▸ **Exercise description**: Identify every line in the records below that contains the word "somas", and copy each of those lines.
--- Begin Supplied records ---
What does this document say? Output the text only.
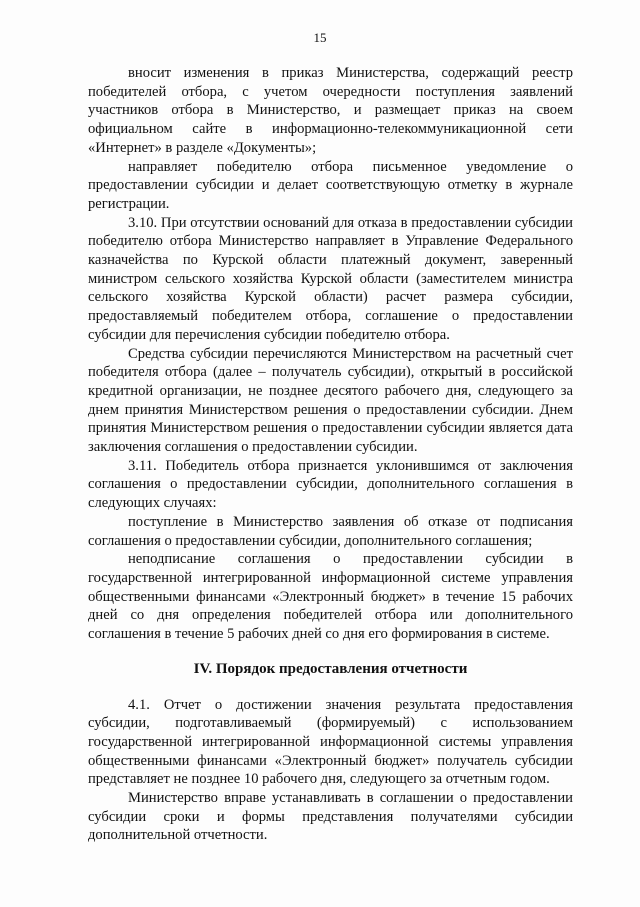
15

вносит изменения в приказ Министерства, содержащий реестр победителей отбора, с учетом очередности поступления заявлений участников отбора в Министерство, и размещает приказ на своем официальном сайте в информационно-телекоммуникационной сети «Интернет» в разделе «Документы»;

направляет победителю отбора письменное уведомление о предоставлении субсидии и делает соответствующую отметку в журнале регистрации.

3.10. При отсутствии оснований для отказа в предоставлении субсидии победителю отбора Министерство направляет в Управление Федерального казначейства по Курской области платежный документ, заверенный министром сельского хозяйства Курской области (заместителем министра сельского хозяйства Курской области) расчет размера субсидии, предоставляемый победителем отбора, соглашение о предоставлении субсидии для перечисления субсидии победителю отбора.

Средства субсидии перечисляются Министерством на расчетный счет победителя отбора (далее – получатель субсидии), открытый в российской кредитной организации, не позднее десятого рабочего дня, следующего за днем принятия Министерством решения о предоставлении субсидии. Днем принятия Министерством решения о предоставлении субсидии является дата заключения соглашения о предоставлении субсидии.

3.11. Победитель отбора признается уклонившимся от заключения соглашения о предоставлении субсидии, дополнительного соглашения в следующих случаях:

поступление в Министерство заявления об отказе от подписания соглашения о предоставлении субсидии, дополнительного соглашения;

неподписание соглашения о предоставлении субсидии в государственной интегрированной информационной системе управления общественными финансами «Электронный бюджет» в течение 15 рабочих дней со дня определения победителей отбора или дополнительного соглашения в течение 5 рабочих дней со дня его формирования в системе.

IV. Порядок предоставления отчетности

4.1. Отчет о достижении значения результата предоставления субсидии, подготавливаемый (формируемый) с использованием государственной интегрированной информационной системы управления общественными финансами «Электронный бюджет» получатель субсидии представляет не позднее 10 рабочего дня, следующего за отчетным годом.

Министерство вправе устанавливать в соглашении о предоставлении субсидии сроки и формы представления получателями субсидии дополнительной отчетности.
--- End Supplied records ---
--- Begin Supplied records ---
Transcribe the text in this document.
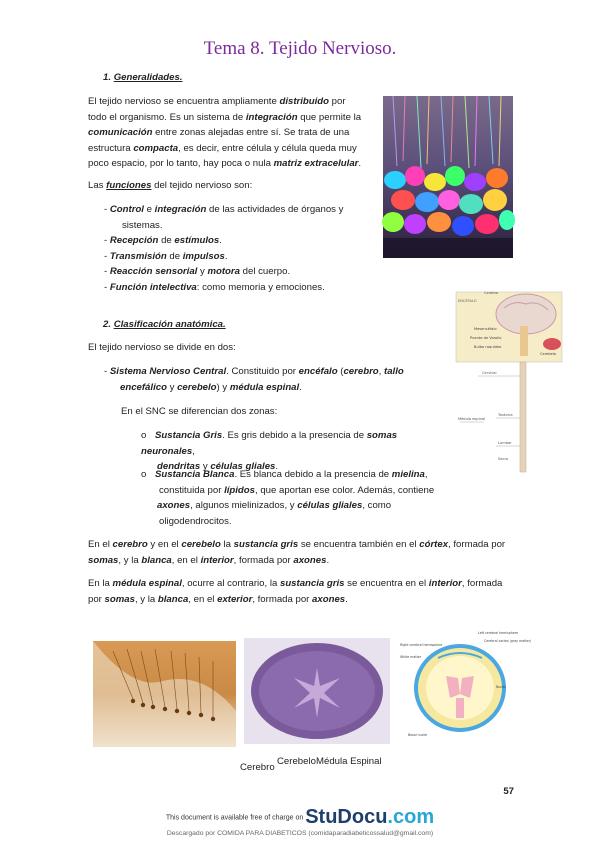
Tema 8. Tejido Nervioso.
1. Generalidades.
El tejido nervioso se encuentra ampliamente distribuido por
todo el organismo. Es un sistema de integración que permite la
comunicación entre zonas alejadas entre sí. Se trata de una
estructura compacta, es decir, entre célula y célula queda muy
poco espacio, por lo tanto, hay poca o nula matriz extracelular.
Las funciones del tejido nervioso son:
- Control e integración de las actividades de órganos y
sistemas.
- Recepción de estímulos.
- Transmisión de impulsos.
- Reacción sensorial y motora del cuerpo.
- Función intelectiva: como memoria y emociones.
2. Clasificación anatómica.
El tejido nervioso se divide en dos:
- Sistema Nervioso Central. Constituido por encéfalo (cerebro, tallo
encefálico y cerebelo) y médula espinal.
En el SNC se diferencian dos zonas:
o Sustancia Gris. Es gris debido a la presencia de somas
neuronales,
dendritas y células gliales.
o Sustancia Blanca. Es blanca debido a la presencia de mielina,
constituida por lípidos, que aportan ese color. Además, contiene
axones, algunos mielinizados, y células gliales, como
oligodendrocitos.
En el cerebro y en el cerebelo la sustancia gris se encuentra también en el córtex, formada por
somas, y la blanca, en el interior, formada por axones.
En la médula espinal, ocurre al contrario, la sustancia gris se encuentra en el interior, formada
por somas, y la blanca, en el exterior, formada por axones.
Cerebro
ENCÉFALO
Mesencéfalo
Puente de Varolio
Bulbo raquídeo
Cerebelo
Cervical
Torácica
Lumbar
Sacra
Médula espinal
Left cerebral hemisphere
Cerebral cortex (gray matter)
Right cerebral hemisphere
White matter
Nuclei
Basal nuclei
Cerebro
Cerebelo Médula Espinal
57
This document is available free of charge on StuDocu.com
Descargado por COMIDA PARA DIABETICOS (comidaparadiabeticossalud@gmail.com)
--- End Supplied records ---
▸ **Reply to the task**:
o Sustancia Gris. Es gris debido a la presencia de somas
somas, y la blanca, en el interior, formada por axones.
por somas, y la blanca, en el exterior, formada por axones.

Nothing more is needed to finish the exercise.